··· Input records ···
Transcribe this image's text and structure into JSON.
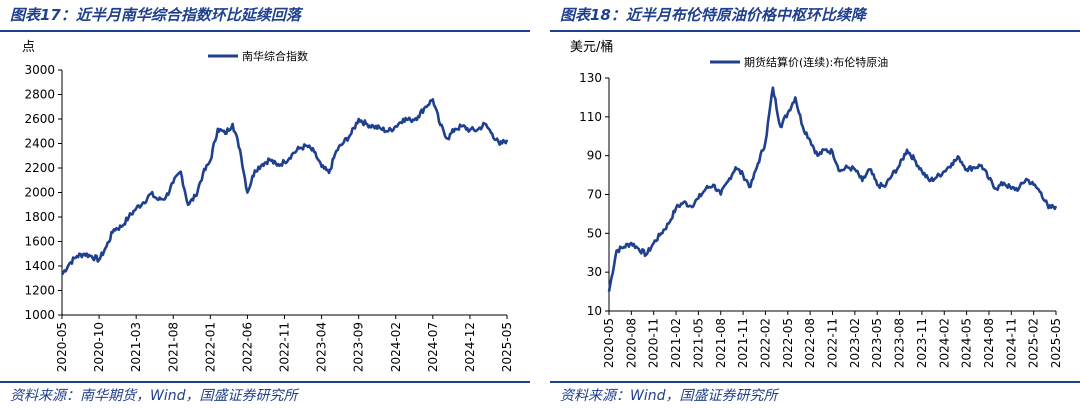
{
  "left": {
    "title": "图表17：近半月南华综合指数环比延续回落",
    "source": "资料来源：南华期货，Wind，国盛证券研究所",
    "chart_data": {
      "type": "line",
      "title": "近半月南华综合指数环比延续回落",
      "ylabel": "点",
      "xlabel": "",
      "ylim": [
        1000,
        3000
      ],
      "yticks": [
        1000,
        1200,
        1400,
        1600,
        1800,
        2000,
        2200,
        2400,
        2600,
        2800,
        3000
      ],
      "xticks": [
        "2020-05",
        "2020-10",
        "2021-03",
        "2021-08",
        "2022-01",
        "2022-06",
        "2022-11",
        "2023-04",
        "2023-09",
        "2024-02",
        "2024-07",
        "2024-12",
        "2025-05"
      ],
      "legend": "top-left",
      "series": [
        {
          "name": "南华综合指数",
          "color": "#1f3f8f",
          "x": [
            "2020-05",
            "2020-06",
            "2020-07",
            "2020-08",
            "2020-09",
            "2020-10",
            "2020-11",
            "2020-12",
            "2021-01",
            "2021-02",
            "2021-03",
            "2021-04",
            "2021-05",
            "2021-06",
            "2021-07",
            "2021-08",
            "2021-09",
            "2021-10",
            "2021-11",
            "2021-12",
            "2022-01",
            "2022-02",
            "2022-03",
            "2022-04",
            "2022-05",
            "2022-06",
            "2022-07",
            "2022-08",
            "2022-09",
            "2022-10",
            "2022-11",
            "2022-12",
            "2023-01",
            "2023-02",
            "2023-03",
            "2023-04",
            "2023-05",
            "2023-06",
            "2023-07",
            "2023-08",
            "2023-09",
            "2023-10",
            "2023-11",
            "2023-12",
            "2024-01",
            "2024-02",
            "2024-03",
            "2024-04",
            "2024-05",
            "2024-06",
            "2024-07",
            "2024-08",
            "2024-09",
            "2024-10",
            "2024-11",
            "2024-12",
            "2025-01",
            "2025-02",
            "2025-03",
            "2025-04",
            "2025-05"
          ],
          "values": [
            1330,
            1420,
            1480,
            1500,
            1480,
            1450,
            1560,
            1700,
            1720,
            1800,
            1870,
            1920,
            1990,
            1940,
            1960,
            2080,
            2170,
            1900,
            1970,
            2150,
            2260,
            2520,
            2480,
            2560,
            2350,
            2000,
            2180,
            2230,
            2270,
            2220,
            2250,
            2310,
            2360,
            2380,
            2330,
            2210,
            2160,
            2340,
            2410,
            2480,
            2600,
            2560,
            2540,
            2520,
            2500,
            2540,
            2600,
            2590,
            2620,
            2700,
            2760,
            2550,
            2440,
            2520,
            2540,
            2510,
            2510,
            2560,
            2480,
            2390,
            2430
          ]
        }
      ]
    }
  },
  "right": {
    "title": "图表18：近半月布伦特原油价格中枢环比续降",
    "source": "资料来源：Wind，国盛证券研究所",
    "chart_data": {
      "type": "line",
      "title": "近半月布伦特原油价格中枢环比续降",
      "ylabel": "美元/桶",
      "xlabel": "",
      "ylim": [
        10,
        130
      ],
      "yticks": [
        10,
        30,
        50,
        70,
        90,
        110,
        130
      ],
      "xticks": [
        "2020-05",
        "2020-08",
        "2020-11",
        "2021-02",
        "2021-05",
        "2021-08",
        "2021-11",
        "2022-02",
        "2022-05",
        "2022-08",
        "2022-11",
        "2023-02",
        "2023-05",
        "2023-08",
        "2023-11",
        "2024-02",
        "2024-05",
        "2024-08",
        "2024-11",
        "2025-02",
        "2025-05"
      ],
      "legend": "top-center",
      "series": [
        {
          "name": "期货结算价(连续):布伦特原油",
          "color": "#1f3f8f",
          "x": [
            "2020-05",
            "2020-06",
            "2020-07",
            "2020-08",
            "2020-09",
            "2020-10",
            "2020-11",
            "2020-12",
            "2021-01",
            "2021-02",
            "2021-03",
            "2021-04",
            "2021-05",
            "2021-06",
            "2021-07",
            "2021-08",
            "2021-09",
            "2021-10",
            "2021-11",
            "2021-12",
            "2022-01",
            "2022-02",
            "2022-03",
            "2022-04",
            "2022-05",
            "2022-06",
            "2022-07",
            "2022-08",
            "2022-09",
            "2022-10",
            "2022-11",
            "2022-12",
            "2023-01",
            "2023-02",
            "2023-03",
            "2023-04",
            "2023-05",
            "2023-06",
            "2023-07",
            "2023-08",
            "2023-09",
            "2023-10",
            "2023-11",
            "2023-12",
            "2024-01",
            "2024-02",
            "2024-03",
            "2024-04",
            "2024-05",
            "2024-06",
            "2024-07",
            "2024-08",
            "2024-09",
            "2024-10",
            "2024-11",
            "2024-12",
            "2025-01",
            "2025-02",
            "2025-03",
            "2025-04",
            "2025-05"
          ],
          "values": [
            20,
            41,
            43,
            45,
            42,
            39,
            45,
            50,
            55,
            63,
            66,
            64,
            68,
            73,
            75,
            70,
            77,
            84,
            80,
            74,
            86,
            97,
            125,
            105,
            112,
            120,
            105,
            98,
            90,
            93,
            92,
            82,
            84,
            83,
            77,
            83,
            75,
            74,
            80,
            85,
            93,
            88,
            82,
            77,
            79,
            82,
            86,
            89,
            83,
            84,
            85,
            78,
            73,
            76,
            73,
            73,
            78,
            75,
            71,
            63,
            64
          ]
        }
      ]
    }
  }
}
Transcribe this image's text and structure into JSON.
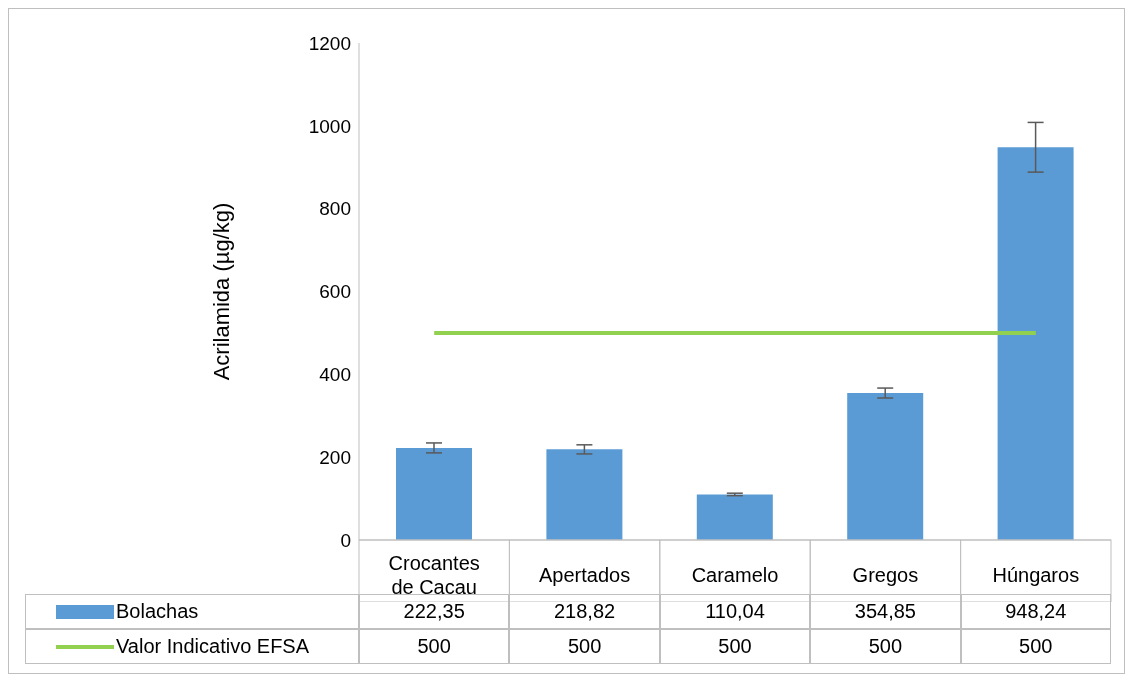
···
__Direction__. Repeat each entry exactly as it appears; skip any picture.

__Answer to the exercise__.
Transcribe this image's text and structure into JSON.
{
  "left": {
    "title": "图表17：近半月南华综合指数环比延续回落",
    "source": "资料来源：南华期货，Wind，国盛证券研究所",
    "chart_data": {
      "type": "line",
      "title": "近半月南华综合指数环比延续回落",
      "ylabel": "点",
      "xlabel": "",
      "ylim": [
        1000,
        3000
      ],
      "yticks": [
        1000,
        1200,
        1400,
        1600,
        1800,
        2000,
        2200,
        2400,
        2600,
        2800,
        3000
      ],
      "xticks": [
        "2020-05",
        "2020-10",
        "2021-03",
        "2021-08",
        "2022-01",
        "2022-06",
        "2022-11",
        "2023-04",
        "2023-09",
        "2024-02",
        "2024-07",
        "2024-12",
        "2025-05"
      ],
      "legend": "top-left",
      "series": [
        {
          "name": "南华综合指数",
          "color": "#1f3f8f",
          "x": [
            "2020-05",
            "2020-06",
            "2020-07",
            "2020-08",
            "2020-09",
            "2020-10",
            "2020-11",
            "2020-12",
            "2021-01",
            "2021-02",
            "2021-03",
            "2021-04",
            "2021-05",
            "2021-06",
            "2021-07",
            "2021-08",
            "2021-09",
            "2021-10",
            "2021-11",
            "2021-12",
            "2022-01",
            "2022-02",
            "2022-03",
            "2022-04",
            "2022-05",
            "2022-06",
            "2022-07",
            "2022-08",
            "2022-09",
            "2022-10",
            "2022-11",
            "2022-12",
            "2023-01",
            "2023-02",
            "2023-03",
            "2023-04",
            "2023-05",
            "2023-06",
            "2023-07",
            "2023-08",
            "2023-09",
            "2023-10",
            "2023-11",
            "2023-12",
            "2024-01",
            "2024-02",
            "2024-03",
            "2024-04",
            "2024-05",
            "2024-06",
            "2024-07",
            "2024-08",
            "2024-09",
            "2024-10",
            "2024-11",
            "2024-12",
            "2025-01",
            "2025-02",
            "2025-03",
            "2025-04",
            "2025-05"
          ],
          "values": [
            1330,
            1420,
            1480,
            1500,
            1480,
            1450,
            1560,
            1700,
            1720,
            1800,
            1870,
            1920,
            1990,
            1940,
            1960,
            2080,
            2170,
            1900,
            1970,
            2150,
            2260,
            2520,
            2480,
            2560,
            2350,
            2000,
            2180,
            2230,
            2270,
            2220,
            2250,
            2310,
            2360,
            2380,
            2330,
            2210,
            2160,
            2340,
            2410,
            2480,
            2600,
            2560,
            2540,
            2520,
            2500,
            2540,
            2600,
            2590,
            2620,
            2700,
            2760,
            2550,
            2440,
            2520,
            2540,
            2510,
            2510,
            2560,
            2480,
            2390,
            2430
          ]
        }
      ]
    }
  },
  "right": {
    "title": "图表18：近半月布伦特原油价格中枢环比续降",
    "source": "资料来源：Wind，国盛证券研究所",
    "chart_data": {
      "type": "line",
      "title": "近半月布伦特原油价格中枢环比续降",
      "ylabel": "美元/桶",
      "xlabel": "",
      "ylim": [
        10,
        130
      ],
      "yticks": [
        10,
        30,
        50,
        70,
        90,
        110,
        130
      ],
      "xticks": [
        "2020-05",
        "2020-08",
        "2020-11",
        "2021-02",
        "2021-05",
        "2021-08",
        "2021-11",
        "2022-02",
        "2022-05",
        "2022-08",
        "2022-11",
        "2023-02",
        "2023-05",
        "2023-08",
        "2023-11",
        "2024-02",
        "2024-05",
        "2024-08",
        "2024-11",
        "2025-02",
        "2025-05"
      ],
      "legend": "top-center",
      "series": [
        {
          "name": "期货结算价(连续):布伦特原油",
          "color": "#1f3f8f",
          "x": [
            "2020-05",
            "2020-06",
            "2020-07",
            "2020-08",
            "2020-09",
            "2020-10",
            "2020-11",
            "2020-12",
            "2021-01",
            "2021-02",
            "2021-03",
            "2021-04",
            "2021-05",
            "2021-06",
            "2021-07",
            "2021-08",
            "2021-09",
            "2021-10",
            "2021-11",
            "2021-12",
            "2022-01",
            "2022-02",
            "2022-03",
            "2022-04",
            "2022-05",
            "2022-06",
            "2022-07",
            "2022-08",
            "2022-09",
            "2022-10",
            "2022-11",
            "2022-12",
            "2023-01",
            "2023-02",
            "2023-03",
            "2023-04",
            "2023-05",
            "2023-06",
            "2023-07",
            "2023-08",
            "2023-09",
            "2023-10",
            "2023-11",
            "2023-12",
            "2024-01",
            "2024-02",
            "2024-03",
            "2024-04",
            "2024-05",
            "2024-06",
            "2024-07",
            "2024-08",
            "2024-09",
            "2024-10",
            "2024-11",
            "2024-12",
            "2025-01",
            "2025-02",
            "2025-03",
            "2025-04",
            "2025-05"
          ],
          "values": [
            20,
            41,
            43,
            45,
            42,
            39,
            45,
            50,
            55,
            63,
            66,
            64,
            68,
            73,
            75,
            70,
            77,
            84,
            80,
            74,
            86,
            97,
            125,
            105,
            112,
            120,
            105,
            98,
            90,
            93,
            92,
            82,
            84,
            83,
            77,
            83,
            75,
            74,
            80,
            85,
            93,
            88,
            82,
            77,
            79,
            82,
            86,
            89,
            83,
            84,
            85,
            78,
            73,
            76,
            73,
            73,
            78,
            75,
            71,
            63,
            64
          ]
        }
      ]
    }
  }
}
Transcribe this image's text and structure into JSON.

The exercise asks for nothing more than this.